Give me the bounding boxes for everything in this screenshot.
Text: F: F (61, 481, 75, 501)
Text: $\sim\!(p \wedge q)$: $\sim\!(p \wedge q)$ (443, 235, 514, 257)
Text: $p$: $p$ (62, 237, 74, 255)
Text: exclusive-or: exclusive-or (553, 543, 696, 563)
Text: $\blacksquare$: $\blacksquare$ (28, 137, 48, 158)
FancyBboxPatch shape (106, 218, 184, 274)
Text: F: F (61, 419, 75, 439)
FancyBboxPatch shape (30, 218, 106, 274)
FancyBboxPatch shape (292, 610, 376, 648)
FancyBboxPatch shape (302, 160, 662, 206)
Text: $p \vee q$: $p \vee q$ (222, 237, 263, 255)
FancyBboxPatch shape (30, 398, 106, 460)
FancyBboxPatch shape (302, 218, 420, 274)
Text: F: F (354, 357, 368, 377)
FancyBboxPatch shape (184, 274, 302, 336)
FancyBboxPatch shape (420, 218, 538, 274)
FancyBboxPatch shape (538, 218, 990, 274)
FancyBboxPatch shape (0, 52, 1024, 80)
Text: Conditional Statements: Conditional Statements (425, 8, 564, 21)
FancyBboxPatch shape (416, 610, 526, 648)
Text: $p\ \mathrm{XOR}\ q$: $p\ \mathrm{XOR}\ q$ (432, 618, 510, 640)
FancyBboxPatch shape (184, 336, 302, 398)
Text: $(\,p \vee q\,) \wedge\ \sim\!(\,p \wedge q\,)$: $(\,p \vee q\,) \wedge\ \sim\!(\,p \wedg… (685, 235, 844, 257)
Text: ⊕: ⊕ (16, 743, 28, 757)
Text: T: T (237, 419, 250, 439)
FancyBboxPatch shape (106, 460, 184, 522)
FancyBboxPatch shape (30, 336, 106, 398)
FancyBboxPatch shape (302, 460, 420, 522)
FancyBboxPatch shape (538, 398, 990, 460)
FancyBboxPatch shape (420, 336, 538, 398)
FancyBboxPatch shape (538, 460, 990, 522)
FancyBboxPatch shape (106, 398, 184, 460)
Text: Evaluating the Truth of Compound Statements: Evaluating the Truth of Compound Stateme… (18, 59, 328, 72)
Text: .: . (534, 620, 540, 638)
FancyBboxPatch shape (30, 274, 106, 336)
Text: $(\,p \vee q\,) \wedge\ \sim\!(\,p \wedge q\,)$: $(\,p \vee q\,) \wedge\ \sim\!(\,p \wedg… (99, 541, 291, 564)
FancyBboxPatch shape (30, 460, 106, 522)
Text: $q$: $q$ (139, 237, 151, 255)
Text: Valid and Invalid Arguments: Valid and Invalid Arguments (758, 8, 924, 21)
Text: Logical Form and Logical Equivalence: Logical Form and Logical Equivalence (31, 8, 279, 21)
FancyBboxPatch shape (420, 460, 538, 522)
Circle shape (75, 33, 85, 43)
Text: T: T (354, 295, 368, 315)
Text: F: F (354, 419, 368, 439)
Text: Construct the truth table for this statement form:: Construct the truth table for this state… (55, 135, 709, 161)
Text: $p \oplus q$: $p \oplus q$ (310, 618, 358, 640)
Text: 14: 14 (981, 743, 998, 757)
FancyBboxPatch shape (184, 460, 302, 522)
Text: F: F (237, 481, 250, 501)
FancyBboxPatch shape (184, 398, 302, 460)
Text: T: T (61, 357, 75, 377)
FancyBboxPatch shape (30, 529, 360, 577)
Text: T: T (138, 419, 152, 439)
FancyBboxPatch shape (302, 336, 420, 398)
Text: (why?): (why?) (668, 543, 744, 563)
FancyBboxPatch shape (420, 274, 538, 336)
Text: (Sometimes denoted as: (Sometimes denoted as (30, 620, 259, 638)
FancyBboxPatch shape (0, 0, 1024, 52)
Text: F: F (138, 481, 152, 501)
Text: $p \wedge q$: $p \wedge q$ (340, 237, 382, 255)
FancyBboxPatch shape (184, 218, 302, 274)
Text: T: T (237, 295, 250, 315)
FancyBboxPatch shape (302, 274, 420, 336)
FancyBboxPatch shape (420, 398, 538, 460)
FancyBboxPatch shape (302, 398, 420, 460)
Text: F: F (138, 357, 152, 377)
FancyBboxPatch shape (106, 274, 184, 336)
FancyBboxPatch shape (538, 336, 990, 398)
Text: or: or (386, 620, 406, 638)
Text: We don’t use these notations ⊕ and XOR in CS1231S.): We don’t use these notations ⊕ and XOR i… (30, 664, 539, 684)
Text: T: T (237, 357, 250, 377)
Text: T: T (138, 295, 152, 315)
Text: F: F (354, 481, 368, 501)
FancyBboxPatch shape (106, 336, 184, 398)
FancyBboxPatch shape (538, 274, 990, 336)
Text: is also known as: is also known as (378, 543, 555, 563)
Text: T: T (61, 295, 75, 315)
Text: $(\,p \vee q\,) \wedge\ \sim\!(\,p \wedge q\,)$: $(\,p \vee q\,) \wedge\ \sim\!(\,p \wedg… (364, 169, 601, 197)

※ ※ ※

Copy every row above word for word, in the same order, with nothing changed.

Give me the bounding boxes for everything in this screenshot.
Text: F: F (61, 481, 75, 501)
Text: $\sim\!(p \wedge q)$: $\sim\!(p \wedge q)$ (443, 235, 514, 257)
Text: $p$: $p$ (62, 237, 74, 255)
Text: exclusive-or: exclusive-or (553, 543, 696, 563)
Text: $\blacksquare$: $\blacksquare$ (28, 137, 48, 158)
FancyBboxPatch shape (106, 218, 184, 274)
Text: F: F (61, 419, 75, 439)
FancyBboxPatch shape (30, 218, 106, 274)
FancyBboxPatch shape (292, 610, 376, 648)
FancyBboxPatch shape (302, 160, 662, 206)
Text: $p \vee q$: $p \vee q$ (222, 237, 263, 255)
FancyBboxPatch shape (30, 398, 106, 460)
FancyBboxPatch shape (302, 218, 420, 274)
Text: F: F (354, 357, 368, 377)
FancyBboxPatch shape (184, 274, 302, 336)
FancyBboxPatch shape (420, 218, 538, 274)
FancyBboxPatch shape (538, 218, 990, 274)
FancyBboxPatch shape (0, 52, 1024, 80)
Text: Conditional Statements: Conditional Statements (425, 8, 564, 21)
FancyBboxPatch shape (416, 610, 526, 648)
Text: $p\ \mathrm{XOR}\ q$: $p\ \mathrm{XOR}\ q$ (432, 618, 510, 640)
FancyBboxPatch shape (184, 336, 302, 398)
Text: $(\,p \vee q\,) \wedge\ \sim\!(\,p \wedge q\,)$: $(\,p \vee q\,) \wedge\ \sim\!(\,p \wedg… (685, 235, 844, 257)
Text: ⊕: ⊕ (16, 743, 28, 757)
Text: T: T (237, 419, 250, 439)
FancyBboxPatch shape (106, 460, 184, 522)
FancyBboxPatch shape (30, 336, 106, 398)
FancyBboxPatch shape (302, 460, 420, 522)
FancyBboxPatch shape (538, 398, 990, 460)
FancyBboxPatch shape (420, 336, 538, 398)
FancyBboxPatch shape (538, 460, 990, 522)
FancyBboxPatch shape (106, 398, 184, 460)
Text: Evaluating the Truth of Compound Statements: Evaluating the Truth of Compound Stateme… (18, 59, 328, 72)
Text: .: . (534, 620, 540, 638)
FancyBboxPatch shape (30, 274, 106, 336)
Text: $(\,p \vee q\,) \wedge\ \sim\!(\,p \wedge q\,)$: $(\,p \vee q\,) \wedge\ \sim\!(\,p \wedg… (99, 541, 291, 564)
FancyBboxPatch shape (30, 460, 106, 522)
Text: $q$: $q$ (139, 237, 151, 255)
Text: Valid and Invalid Arguments: Valid and Invalid Arguments (758, 8, 924, 21)
Text: Logical Form and Logical Equivalence: Logical Form and Logical Equivalence (31, 8, 279, 21)
FancyBboxPatch shape (420, 460, 538, 522)
Circle shape (75, 33, 85, 43)
Text: T: T (354, 295, 368, 315)
Text: F: F (354, 419, 368, 439)
Text: Construct the truth table for this statement form:: Construct the truth table for this state… (55, 135, 709, 161)
Text: $p \oplus q$: $p \oplus q$ (310, 618, 358, 640)
Text: 14: 14 (981, 743, 998, 757)
FancyBboxPatch shape (184, 460, 302, 522)
Text: F: F (237, 481, 250, 501)
FancyBboxPatch shape (184, 398, 302, 460)
Text: T: T (61, 357, 75, 377)
FancyBboxPatch shape (30, 529, 360, 577)
Text: T: T (138, 419, 152, 439)
FancyBboxPatch shape (302, 336, 420, 398)
Text: (why?): (why?) (668, 543, 744, 563)
FancyBboxPatch shape (420, 274, 538, 336)
Text: (Sometimes denoted as: (Sometimes denoted as (30, 620, 259, 638)
FancyBboxPatch shape (0, 0, 1024, 52)
Text: F: F (138, 481, 152, 501)
Text: $p \wedge q$: $p \wedge q$ (340, 237, 382, 255)
FancyBboxPatch shape (184, 218, 302, 274)
Text: T: T (237, 295, 250, 315)
FancyBboxPatch shape (302, 274, 420, 336)
FancyBboxPatch shape (420, 398, 538, 460)
FancyBboxPatch shape (302, 398, 420, 460)
Text: F: F (138, 357, 152, 377)
FancyBboxPatch shape (106, 274, 184, 336)
FancyBboxPatch shape (538, 336, 990, 398)
Text: or: or (386, 620, 406, 638)
Text: We don’t use these notations ⊕ and XOR in CS1231S.): We don’t use these notations ⊕ and XOR i… (30, 664, 539, 684)
Text: T: T (237, 357, 250, 377)
Text: T: T (138, 295, 152, 315)
Text: F: F (354, 481, 368, 501)
FancyBboxPatch shape (106, 336, 184, 398)
FancyBboxPatch shape (538, 274, 990, 336)
Text: is also known as: is also known as (378, 543, 555, 563)
Text: T: T (61, 295, 75, 315)
Text: $(\,p \vee q\,) \wedge\ \sim\!(\,p \wedge q\,)$: $(\,p \vee q\,) \wedge\ \sim\!(\,p \wedg… (364, 169, 601, 197)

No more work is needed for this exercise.